EXERCISE GOAL: Render every entry exactly as it appears.

Stored dataset items:
---
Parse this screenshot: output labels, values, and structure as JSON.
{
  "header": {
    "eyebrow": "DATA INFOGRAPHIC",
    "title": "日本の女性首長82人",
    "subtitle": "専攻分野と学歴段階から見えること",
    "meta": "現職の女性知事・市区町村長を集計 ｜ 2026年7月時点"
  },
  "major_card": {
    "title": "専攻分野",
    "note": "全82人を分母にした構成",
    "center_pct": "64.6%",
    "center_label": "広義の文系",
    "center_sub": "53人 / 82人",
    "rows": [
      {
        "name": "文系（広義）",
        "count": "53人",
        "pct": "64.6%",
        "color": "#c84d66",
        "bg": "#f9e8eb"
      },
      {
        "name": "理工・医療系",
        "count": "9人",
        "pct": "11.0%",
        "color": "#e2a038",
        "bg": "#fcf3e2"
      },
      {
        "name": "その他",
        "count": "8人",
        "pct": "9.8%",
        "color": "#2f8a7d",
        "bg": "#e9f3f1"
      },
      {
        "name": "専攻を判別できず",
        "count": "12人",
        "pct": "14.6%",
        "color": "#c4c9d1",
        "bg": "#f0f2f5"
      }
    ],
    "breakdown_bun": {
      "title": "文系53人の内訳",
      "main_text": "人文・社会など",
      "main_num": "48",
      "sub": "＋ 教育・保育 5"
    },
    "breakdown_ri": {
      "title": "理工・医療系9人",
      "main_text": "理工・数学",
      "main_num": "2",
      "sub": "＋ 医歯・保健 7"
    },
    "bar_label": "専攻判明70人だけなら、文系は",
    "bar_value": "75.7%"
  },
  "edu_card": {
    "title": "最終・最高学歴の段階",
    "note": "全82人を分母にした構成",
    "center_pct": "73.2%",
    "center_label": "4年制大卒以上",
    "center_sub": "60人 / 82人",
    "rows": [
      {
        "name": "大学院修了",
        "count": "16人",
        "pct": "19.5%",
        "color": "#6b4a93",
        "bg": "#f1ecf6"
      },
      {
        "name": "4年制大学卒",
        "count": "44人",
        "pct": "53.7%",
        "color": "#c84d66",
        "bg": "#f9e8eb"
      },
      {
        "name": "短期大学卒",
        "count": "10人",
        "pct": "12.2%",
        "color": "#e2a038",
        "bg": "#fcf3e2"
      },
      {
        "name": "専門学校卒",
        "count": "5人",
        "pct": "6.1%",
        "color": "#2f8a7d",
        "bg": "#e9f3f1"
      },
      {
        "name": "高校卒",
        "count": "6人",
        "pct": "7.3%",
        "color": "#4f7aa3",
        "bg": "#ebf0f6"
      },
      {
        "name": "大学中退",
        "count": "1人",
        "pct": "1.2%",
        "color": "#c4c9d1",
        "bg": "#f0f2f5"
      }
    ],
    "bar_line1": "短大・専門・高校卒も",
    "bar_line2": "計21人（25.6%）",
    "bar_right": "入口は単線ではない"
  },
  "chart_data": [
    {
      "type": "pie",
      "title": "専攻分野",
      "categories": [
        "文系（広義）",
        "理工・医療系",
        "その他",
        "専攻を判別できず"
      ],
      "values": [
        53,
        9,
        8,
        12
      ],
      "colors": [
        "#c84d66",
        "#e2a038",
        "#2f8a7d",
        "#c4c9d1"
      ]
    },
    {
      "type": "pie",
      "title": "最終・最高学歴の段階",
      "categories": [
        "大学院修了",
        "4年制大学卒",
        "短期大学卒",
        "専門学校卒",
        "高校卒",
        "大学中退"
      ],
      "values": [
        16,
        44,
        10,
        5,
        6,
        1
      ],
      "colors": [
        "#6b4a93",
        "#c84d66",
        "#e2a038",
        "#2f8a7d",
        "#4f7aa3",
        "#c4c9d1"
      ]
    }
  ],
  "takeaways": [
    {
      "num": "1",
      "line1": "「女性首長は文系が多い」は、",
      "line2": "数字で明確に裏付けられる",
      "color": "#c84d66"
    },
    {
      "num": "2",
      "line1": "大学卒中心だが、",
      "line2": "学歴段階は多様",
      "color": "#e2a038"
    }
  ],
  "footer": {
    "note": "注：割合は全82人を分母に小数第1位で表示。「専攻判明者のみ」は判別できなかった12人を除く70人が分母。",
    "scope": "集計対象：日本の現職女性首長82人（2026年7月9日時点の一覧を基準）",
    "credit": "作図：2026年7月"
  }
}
---
SOLUTION:
Parse this screenshot: output labels, values, and structure as JSON.
{
  "header": {
    "eyebrow": "DATA INFOGRAPHIC",
    "title": "日本の女性首長82人",
    "subtitle": "専攻分野と学歴段階から見えること",
    "meta": "現職の女性知事・市区町村長を集計 ｜ 2026年7月時点"
  },
  "major_card": {
    "title": "専攻分野",
    "note": "全82人を分母にした構成",
    "center_pct": "64.6%",
    "center_label": "広義の文系",
    "center_sub": "53人 / 82人",
    "rows": [
      {
        "name": "文系（広義）",
        "count": "53人",
        "pct": "64.6%",
        "color": "#c84d66",
        "bg": "#f9e8eb"
      },
      {
        "name": "理工・医療系",
        "count": "9人",
        "pct": "11.0%",
        "color": "#e2a038",
        "bg": "#fcf3e2"
      },
      {
        "name": "その他",
        "count": "8人",
        "pct": "9.8%",
        "color": "#2f8a7d",
        "bg": "#e9f3f1"
      },
      {
        "name": "専攻を判別できず",
        "count": "12人",
        "pct": "14.6%",
        "color": "#c4c9d1",
        "bg": "#f0f2f5"
      }
    ],
    "breakdown_bun": {
      "title": "文系53人の内訳",
      "main_text": "人文・社会など",
      "main_num": "48",
      "sub": "＋ 教育・保育 5"
    },
    "breakdown_ri": {
      "title": "理工・医療系9人",
      "main_text": "理工・数学",
      "main_num": "2",
      "sub": "＋ 医歯・保健 7"
    },
    "bar_label": "専攻判明70人だけなら、文系は",
    "bar_value": "75.7%"
  },
  "edu_card": {
    "title": "最終・最高学歴の段階",
    "note": "全82人を分母にした構成",
    "center_pct": "73.2%",
    "center_label": "4年制大卒以上",
    "center_sub": "60人 / 82人",
    "rows": [
      {
        "name": "大学院修了",
        "count": "16人",
        "pct": "19.5%",
        "color": "#6b4a93",
        "bg": "#f1ecf6"
      },
      {
        "name": "4年制大学卒",
        "count": "44人",
        "pct": "53.7%",
        "color": "#c84d66",
        "bg": "#f9e8eb"
      },
      {
        "name": "短期大学卒",
        "count": "10人",
        "pct": "12.2%",
        "color": "#e2a038",
        "bg": "#fcf3e2"
      },
      {
        "name": "専門学校卒",
        "count": "5人",
        "pct": "6.1%",
        "color": "#2f8a7d",
        "bg": "#e9f3f1"
      },
      {
        "name": "高校卒",
        "count": "6人",
        "pct": "7.3%",
        "color": "#4f7aa3",
        "bg": "#ebf0f6"
      },
      {
        "name": "大学中退",
        "count": "1人",
        "pct": "1.2%",
        "color": "#c4c9d1",
        "bg": "#f0f2f5"
      }
    ],
    "bar_line1": "短大・専門・高校卒も",
    "bar_line2": "計21人（25.6%）",
    "bar_right": "入口は単線ではない"
  },
  "chart_data": [
    {
      "type": "pie",
      "title": "専攻分野",
      "categories": [
        "文系（広義）",
        "理工・医療系",
        "その他",
        "専攻を判別できず"
      ],
      "values": [
        53,
        9,
        8,
        12
      ],
      "colors": [
        "#c84d66",
        "#e2a038",
        "#2f8a7d",
        "#c4c9d1"
      ]
    },
    {
      "type": "pie",
      "title": "最終・最高学歴の段階",
      "categories": [
        "大学院修了",
        "4年制大学卒",
        "短期大学卒",
        "専門学校卒",
        "高校卒",
        "大学中退"
      ],
      "values": [
        16,
        44,
        10,
        5,
        6,
        1
      ],
      "colors": [
        "#6b4a93",
        "#c84d66",
        "#e2a038",
        "#2f8a7d",
        "#4f7aa3",
        "#c4c9d1"
      ]
    }
  ],
  "takeaways": [
    {
      "num": "1",
      "line1": "「女性首長は文系が多い」は、",
      "line2": "数字で明確に裏付けられる",
      "color": "#c84d66"
    },
    {
      "num": "2",
      "line1": "大学卒中心だが、",
      "line2": "学歴段階は多様",
      "color": "#e2a038"
    }
  ],
  "footer": {
    "note": "注：割合は全82人を分母に小数第1位で表示。「専攻判明者のみ」は判別できなかった12人を除く70人が分母。",
    "scope": "集計対象：日本の現職女性首長82人（2026年7月9日時点の一覧を基準）",
    "credit": "作図：2026年7月"
  }
}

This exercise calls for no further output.